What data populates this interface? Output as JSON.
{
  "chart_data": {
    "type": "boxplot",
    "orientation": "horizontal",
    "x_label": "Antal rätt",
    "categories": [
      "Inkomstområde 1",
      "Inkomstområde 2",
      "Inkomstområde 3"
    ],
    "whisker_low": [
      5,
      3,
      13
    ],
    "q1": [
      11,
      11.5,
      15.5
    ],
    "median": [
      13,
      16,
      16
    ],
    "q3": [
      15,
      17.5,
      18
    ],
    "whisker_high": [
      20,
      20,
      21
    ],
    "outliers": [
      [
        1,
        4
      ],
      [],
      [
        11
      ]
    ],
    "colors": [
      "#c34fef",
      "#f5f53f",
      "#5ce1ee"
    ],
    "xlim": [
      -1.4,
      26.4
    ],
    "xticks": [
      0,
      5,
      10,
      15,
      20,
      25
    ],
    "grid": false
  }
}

•••

● **Requirements**
In the records above, locate every line with the string "Inkomstområde" and copy it.

● **Task output**
      "Inkomstområde 1",
      "Inkomstområde 2",
      "Inkomstområde 3"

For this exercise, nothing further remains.